begin

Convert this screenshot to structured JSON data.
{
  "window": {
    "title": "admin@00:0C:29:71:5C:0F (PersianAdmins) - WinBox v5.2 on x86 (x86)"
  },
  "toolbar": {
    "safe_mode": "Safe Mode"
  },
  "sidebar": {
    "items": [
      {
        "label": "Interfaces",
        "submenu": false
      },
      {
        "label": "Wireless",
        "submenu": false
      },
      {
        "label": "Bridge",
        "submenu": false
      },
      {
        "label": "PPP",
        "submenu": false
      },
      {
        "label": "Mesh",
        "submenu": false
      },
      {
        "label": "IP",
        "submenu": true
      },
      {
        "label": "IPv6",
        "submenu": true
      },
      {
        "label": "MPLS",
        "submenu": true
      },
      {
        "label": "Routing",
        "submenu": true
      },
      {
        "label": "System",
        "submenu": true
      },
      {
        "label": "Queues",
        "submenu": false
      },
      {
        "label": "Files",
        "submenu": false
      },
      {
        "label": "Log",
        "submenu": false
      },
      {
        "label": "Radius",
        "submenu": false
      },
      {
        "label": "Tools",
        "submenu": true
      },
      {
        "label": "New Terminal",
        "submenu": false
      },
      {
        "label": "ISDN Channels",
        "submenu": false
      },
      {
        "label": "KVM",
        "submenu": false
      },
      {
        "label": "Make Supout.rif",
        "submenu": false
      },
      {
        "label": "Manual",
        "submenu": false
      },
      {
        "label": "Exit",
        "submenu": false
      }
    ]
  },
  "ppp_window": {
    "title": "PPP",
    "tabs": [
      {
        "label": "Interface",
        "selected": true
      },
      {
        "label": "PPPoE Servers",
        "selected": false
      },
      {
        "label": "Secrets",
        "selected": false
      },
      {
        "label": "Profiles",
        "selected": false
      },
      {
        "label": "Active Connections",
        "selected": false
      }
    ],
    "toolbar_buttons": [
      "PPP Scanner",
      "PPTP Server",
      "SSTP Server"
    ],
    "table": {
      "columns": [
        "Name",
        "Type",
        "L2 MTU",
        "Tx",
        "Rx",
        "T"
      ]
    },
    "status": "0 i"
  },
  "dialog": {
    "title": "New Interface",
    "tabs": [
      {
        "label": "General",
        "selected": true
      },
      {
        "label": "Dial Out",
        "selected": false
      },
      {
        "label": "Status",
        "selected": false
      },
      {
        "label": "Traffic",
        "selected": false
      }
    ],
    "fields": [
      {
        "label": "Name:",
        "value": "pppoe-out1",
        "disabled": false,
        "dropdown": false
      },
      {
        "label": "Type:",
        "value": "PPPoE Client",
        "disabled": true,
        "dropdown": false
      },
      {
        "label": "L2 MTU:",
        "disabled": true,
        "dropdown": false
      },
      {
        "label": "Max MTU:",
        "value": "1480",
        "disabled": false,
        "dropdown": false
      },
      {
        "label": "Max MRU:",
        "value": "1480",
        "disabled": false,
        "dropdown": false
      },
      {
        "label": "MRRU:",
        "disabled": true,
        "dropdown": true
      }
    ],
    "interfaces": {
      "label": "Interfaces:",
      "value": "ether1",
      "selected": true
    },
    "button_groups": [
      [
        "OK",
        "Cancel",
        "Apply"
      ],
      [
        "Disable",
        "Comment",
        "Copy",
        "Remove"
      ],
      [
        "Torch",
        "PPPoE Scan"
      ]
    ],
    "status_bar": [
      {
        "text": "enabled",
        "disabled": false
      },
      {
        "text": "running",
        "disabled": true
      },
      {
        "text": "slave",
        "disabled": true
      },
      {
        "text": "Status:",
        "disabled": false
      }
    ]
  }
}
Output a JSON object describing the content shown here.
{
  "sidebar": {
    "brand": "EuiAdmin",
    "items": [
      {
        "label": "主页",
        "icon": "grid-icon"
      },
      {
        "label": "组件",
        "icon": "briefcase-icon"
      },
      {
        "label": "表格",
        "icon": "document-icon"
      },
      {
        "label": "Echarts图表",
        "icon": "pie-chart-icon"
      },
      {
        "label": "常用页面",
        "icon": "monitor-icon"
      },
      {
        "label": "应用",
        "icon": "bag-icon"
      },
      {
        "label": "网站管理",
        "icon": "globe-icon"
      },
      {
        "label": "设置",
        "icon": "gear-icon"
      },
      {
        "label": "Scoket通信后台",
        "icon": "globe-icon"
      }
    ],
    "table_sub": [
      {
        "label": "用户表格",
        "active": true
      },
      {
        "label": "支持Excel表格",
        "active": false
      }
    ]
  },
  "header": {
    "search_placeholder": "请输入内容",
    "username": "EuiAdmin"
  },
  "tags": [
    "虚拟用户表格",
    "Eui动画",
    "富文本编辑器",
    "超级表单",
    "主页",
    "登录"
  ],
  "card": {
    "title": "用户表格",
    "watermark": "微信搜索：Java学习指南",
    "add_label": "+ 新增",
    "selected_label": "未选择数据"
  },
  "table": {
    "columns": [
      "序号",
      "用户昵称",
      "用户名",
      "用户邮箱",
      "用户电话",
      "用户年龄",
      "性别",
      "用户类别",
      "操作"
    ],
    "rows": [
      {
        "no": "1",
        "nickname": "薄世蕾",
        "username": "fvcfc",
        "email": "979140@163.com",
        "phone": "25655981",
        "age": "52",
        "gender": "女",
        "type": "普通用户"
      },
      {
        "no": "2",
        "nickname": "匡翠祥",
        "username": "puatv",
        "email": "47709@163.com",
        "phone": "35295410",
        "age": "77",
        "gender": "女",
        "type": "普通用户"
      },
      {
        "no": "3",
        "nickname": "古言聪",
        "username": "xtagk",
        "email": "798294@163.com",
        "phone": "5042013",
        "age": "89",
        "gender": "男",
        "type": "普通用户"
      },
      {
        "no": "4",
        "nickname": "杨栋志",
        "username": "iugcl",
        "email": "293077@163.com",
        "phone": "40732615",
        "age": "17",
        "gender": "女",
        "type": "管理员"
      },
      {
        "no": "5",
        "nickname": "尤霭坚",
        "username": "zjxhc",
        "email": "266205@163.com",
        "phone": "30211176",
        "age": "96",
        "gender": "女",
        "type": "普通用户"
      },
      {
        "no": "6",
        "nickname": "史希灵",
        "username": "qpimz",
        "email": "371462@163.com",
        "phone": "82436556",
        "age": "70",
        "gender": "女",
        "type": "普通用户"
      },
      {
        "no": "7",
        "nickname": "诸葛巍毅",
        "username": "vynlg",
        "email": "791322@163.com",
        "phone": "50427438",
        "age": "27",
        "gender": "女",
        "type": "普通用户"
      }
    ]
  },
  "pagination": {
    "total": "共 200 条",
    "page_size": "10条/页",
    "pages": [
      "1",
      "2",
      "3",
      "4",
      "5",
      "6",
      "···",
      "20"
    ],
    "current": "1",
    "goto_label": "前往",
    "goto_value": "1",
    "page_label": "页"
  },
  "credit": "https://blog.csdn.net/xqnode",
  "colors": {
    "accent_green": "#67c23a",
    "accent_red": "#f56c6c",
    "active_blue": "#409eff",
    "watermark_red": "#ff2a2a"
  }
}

end

*Stated goal*:
Show all lines in the entries above where the string "JSON" appears.

*Result*:
Convert this screenshot to structured JSON data.
Output a JSON object describing the content shown here.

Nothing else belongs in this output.